- _EXTRACTED ENTRIES_
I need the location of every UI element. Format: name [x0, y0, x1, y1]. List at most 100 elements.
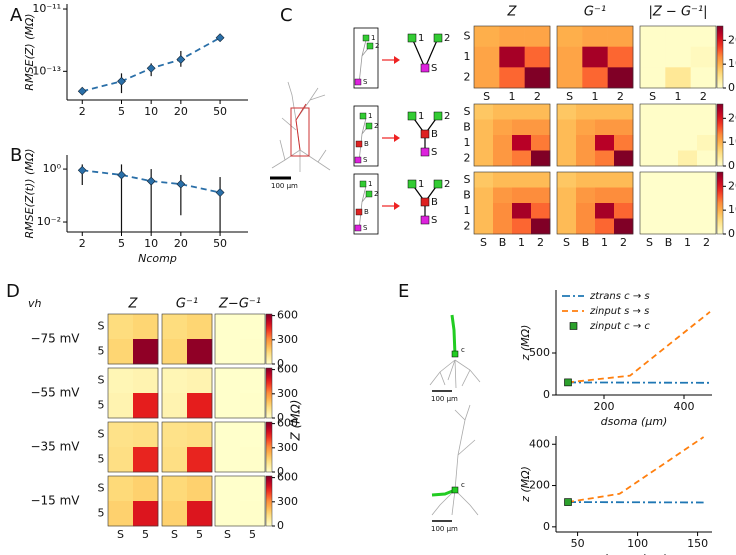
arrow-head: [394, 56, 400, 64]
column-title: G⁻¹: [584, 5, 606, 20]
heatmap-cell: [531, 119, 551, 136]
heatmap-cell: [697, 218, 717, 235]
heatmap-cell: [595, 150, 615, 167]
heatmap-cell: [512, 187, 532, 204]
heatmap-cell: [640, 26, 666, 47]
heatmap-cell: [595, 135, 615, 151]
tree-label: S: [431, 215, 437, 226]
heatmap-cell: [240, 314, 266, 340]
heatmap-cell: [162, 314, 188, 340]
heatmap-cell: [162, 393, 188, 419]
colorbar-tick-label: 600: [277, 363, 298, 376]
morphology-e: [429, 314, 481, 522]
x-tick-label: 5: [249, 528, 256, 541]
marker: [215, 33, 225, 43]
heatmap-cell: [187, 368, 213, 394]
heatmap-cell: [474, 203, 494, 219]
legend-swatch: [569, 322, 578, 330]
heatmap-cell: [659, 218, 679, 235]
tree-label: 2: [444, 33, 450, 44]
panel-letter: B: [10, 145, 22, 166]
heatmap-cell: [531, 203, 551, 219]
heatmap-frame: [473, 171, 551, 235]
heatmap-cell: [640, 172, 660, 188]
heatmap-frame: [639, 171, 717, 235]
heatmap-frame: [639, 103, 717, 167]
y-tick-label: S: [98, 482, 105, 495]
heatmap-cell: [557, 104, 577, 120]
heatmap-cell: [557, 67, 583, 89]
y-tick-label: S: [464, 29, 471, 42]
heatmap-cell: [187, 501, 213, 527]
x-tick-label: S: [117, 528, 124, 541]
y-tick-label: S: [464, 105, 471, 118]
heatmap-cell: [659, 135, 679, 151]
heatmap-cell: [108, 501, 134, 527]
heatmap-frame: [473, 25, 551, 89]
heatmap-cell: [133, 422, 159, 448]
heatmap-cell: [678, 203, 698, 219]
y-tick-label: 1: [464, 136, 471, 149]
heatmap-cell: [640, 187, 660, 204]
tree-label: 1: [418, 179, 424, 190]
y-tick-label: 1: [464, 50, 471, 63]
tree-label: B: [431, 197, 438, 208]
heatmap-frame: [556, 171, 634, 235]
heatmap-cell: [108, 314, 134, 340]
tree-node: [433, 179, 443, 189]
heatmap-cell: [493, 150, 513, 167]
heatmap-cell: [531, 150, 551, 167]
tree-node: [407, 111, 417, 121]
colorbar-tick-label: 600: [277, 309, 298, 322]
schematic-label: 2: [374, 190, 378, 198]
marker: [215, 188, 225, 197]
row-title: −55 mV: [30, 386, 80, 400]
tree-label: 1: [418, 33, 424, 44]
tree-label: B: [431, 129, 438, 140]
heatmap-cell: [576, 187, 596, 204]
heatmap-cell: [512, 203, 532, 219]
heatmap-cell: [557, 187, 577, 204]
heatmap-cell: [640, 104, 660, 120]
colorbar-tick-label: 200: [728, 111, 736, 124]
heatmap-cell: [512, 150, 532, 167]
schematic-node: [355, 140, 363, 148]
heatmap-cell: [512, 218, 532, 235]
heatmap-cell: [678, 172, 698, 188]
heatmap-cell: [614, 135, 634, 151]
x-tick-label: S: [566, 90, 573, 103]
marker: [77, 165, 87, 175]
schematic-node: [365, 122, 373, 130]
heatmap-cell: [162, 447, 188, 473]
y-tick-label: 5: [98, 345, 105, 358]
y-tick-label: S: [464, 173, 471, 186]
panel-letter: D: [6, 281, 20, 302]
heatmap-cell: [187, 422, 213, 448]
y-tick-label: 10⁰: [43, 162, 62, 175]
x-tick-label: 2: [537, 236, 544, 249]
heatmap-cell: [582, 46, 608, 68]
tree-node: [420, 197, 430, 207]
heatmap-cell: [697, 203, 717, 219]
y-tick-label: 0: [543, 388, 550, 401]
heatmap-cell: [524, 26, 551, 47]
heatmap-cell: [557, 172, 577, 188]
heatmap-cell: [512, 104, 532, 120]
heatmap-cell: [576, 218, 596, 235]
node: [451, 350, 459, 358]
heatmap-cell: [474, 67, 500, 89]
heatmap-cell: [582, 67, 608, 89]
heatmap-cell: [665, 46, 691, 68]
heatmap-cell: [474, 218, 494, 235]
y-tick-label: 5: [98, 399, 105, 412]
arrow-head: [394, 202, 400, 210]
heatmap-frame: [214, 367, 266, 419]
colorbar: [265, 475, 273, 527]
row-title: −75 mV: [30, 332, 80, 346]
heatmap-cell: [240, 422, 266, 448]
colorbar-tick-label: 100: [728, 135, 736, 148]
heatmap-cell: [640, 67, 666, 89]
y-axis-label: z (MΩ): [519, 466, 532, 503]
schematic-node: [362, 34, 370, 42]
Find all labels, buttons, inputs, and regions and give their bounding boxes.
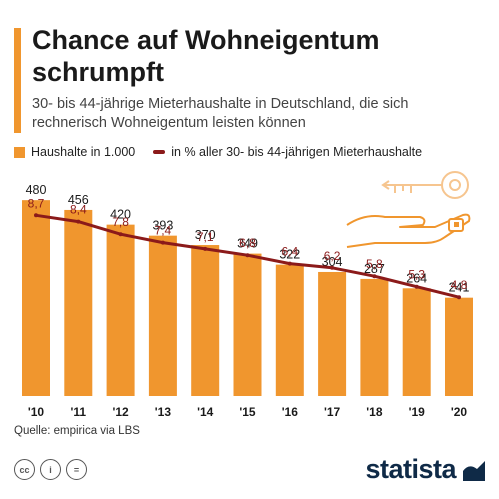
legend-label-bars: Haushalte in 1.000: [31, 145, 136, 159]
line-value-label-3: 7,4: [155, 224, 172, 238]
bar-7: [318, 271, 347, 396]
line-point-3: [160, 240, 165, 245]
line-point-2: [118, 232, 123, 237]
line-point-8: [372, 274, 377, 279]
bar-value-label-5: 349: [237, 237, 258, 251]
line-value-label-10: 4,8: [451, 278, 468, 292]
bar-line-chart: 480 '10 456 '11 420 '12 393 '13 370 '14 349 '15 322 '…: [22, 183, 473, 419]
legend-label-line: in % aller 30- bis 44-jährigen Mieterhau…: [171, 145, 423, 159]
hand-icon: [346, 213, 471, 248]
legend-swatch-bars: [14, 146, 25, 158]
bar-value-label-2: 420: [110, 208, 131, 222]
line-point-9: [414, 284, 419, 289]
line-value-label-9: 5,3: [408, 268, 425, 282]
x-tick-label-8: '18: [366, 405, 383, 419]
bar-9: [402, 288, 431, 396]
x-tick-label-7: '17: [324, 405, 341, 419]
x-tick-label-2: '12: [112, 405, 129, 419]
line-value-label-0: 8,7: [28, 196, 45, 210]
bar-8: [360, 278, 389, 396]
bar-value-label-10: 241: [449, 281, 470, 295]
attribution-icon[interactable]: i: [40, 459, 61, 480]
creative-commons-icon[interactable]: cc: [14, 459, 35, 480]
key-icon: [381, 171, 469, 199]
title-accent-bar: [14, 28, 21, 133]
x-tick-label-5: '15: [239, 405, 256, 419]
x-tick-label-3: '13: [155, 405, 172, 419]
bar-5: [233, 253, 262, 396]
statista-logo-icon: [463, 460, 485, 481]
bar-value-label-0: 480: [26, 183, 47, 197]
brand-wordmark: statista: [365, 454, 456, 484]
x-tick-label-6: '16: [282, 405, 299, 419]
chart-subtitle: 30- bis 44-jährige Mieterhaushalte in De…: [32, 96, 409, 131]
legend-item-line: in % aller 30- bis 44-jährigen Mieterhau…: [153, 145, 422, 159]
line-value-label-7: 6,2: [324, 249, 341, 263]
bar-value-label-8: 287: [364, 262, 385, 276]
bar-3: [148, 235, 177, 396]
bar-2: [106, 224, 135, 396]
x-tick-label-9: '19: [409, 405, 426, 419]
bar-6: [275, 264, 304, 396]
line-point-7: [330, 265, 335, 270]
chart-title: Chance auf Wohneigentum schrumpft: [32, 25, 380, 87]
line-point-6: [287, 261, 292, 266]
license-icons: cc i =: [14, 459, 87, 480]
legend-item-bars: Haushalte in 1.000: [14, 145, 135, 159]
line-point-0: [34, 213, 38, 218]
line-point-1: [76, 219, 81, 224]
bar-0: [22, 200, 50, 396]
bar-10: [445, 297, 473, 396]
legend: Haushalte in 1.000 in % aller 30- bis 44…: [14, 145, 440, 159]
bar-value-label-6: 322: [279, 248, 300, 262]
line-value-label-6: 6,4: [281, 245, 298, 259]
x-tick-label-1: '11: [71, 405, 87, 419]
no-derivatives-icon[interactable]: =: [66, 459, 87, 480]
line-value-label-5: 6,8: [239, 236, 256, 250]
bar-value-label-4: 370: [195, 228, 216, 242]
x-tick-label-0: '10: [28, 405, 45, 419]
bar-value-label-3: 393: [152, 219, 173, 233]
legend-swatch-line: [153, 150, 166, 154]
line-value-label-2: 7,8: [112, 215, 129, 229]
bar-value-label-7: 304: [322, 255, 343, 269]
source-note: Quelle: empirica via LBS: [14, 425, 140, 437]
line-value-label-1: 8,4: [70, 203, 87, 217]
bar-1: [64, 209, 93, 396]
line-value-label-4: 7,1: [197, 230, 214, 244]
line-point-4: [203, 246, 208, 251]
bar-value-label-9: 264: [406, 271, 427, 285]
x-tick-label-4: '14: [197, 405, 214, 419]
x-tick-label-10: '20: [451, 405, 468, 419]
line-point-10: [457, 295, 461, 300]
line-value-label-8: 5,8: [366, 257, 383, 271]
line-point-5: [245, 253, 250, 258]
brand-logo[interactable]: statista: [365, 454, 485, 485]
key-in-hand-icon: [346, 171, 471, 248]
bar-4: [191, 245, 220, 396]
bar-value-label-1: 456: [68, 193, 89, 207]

* * *

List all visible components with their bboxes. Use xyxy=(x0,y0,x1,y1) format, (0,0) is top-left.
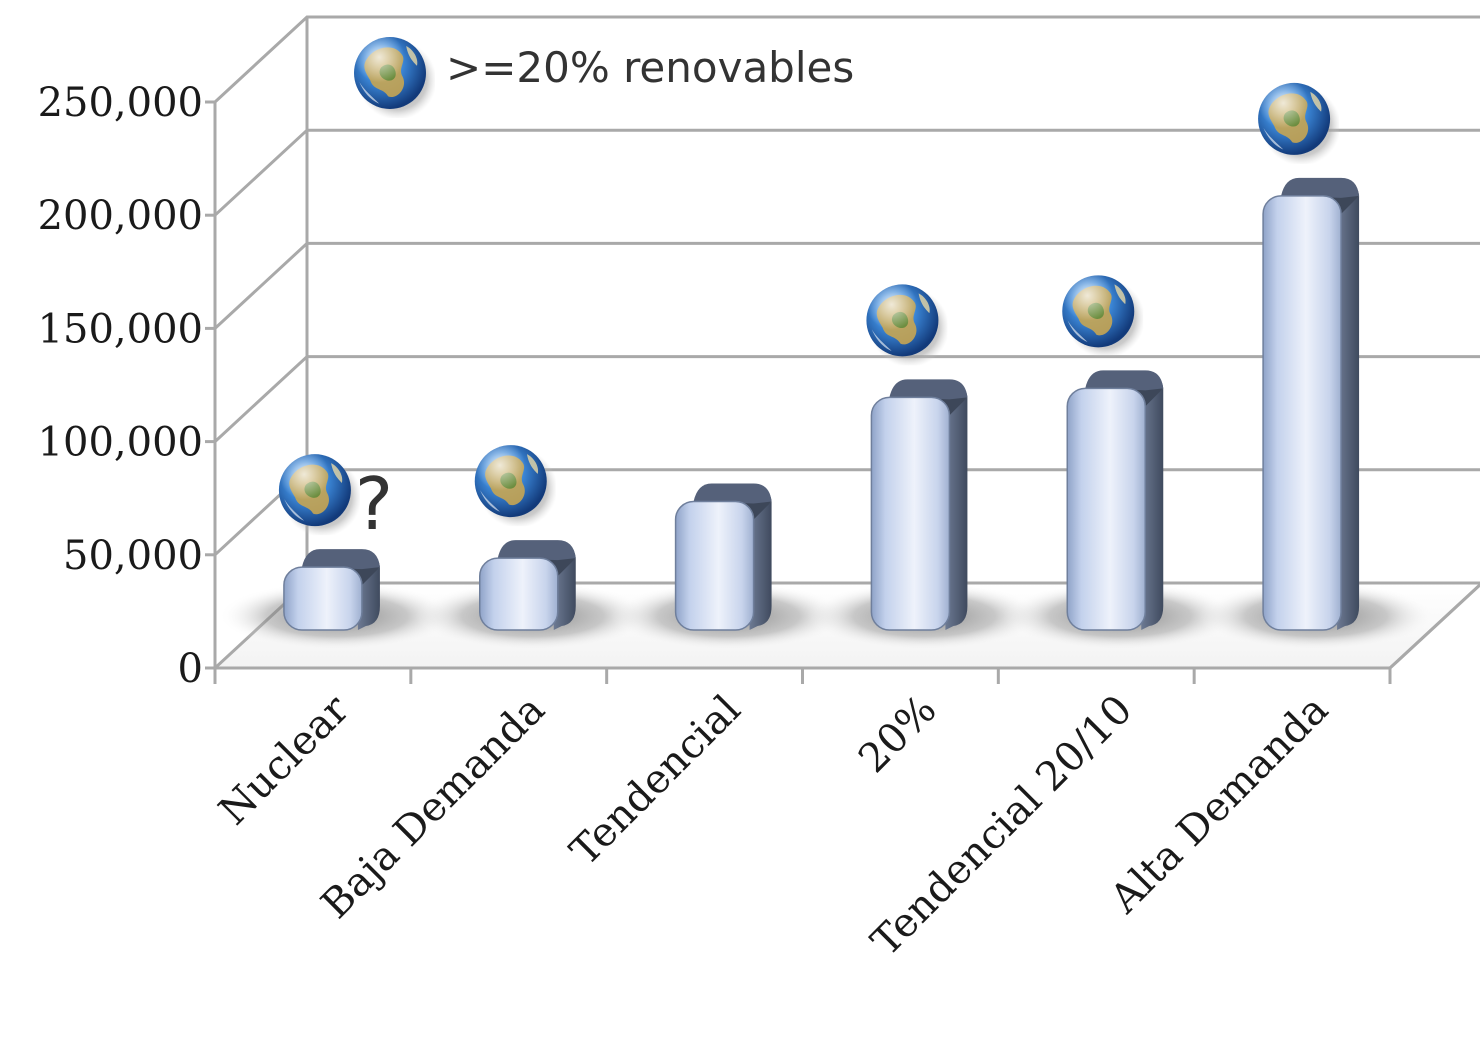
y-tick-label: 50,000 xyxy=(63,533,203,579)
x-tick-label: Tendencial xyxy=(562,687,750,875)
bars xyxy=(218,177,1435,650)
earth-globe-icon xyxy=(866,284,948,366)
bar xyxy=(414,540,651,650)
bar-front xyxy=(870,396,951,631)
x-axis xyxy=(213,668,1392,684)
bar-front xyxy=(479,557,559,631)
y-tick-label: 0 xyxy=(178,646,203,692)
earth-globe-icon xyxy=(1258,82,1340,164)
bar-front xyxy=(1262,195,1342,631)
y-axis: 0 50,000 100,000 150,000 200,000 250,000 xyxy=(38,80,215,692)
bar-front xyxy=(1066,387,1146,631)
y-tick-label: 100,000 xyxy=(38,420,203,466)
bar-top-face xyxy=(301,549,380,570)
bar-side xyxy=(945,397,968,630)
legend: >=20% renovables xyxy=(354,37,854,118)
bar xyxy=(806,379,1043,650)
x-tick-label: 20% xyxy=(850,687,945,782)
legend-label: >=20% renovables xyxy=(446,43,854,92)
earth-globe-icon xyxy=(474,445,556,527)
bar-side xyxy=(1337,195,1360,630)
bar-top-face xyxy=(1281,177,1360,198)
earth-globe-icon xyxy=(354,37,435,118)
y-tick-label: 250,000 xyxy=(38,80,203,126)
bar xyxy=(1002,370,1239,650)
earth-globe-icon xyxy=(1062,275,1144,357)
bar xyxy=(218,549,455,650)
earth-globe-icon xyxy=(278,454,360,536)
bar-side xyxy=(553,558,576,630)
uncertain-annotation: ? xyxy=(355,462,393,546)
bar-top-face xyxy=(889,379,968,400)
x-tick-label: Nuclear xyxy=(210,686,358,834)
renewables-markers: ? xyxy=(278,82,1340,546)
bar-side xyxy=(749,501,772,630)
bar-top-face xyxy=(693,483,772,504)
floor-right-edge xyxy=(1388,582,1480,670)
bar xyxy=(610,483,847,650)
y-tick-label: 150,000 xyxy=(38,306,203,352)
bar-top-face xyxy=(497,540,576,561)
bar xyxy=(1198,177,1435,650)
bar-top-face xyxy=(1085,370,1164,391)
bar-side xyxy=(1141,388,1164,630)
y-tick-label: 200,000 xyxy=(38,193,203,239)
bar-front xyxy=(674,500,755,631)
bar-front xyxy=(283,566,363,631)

- _TO DO_
Return the material verbatim, starting at the line that contains "arrow-head: [394, 56, 400, 64]" and ending at the line that contains "heatmap-cell: [162, 393, 188, 419]", with both of those lines included.

- _EXERCISE RESULT_
arrow-head: [394, 56, 400, 64]
column-title: G⁻¹: [584, 5, 606, 20]
heatmap-cell: [531, 119, 551, 136]
heatmap-cell: [697, 218, 717, 235]
heatmap-cell: [595, 150, 615, 167]
heatmap-cell: [512, 187, 532, 204]
heatmap-cell: [640, 26, 666, 47]
heatmap-cell: [595, 135, 615, 151]
tree-label: S: [431, 215, 437, 226]
heatmap-cell: [240, 314, 266, 340]
heatmap-cell: [162, 314, 188, 340]
heatmap-cell: [162, 393, 188, 419]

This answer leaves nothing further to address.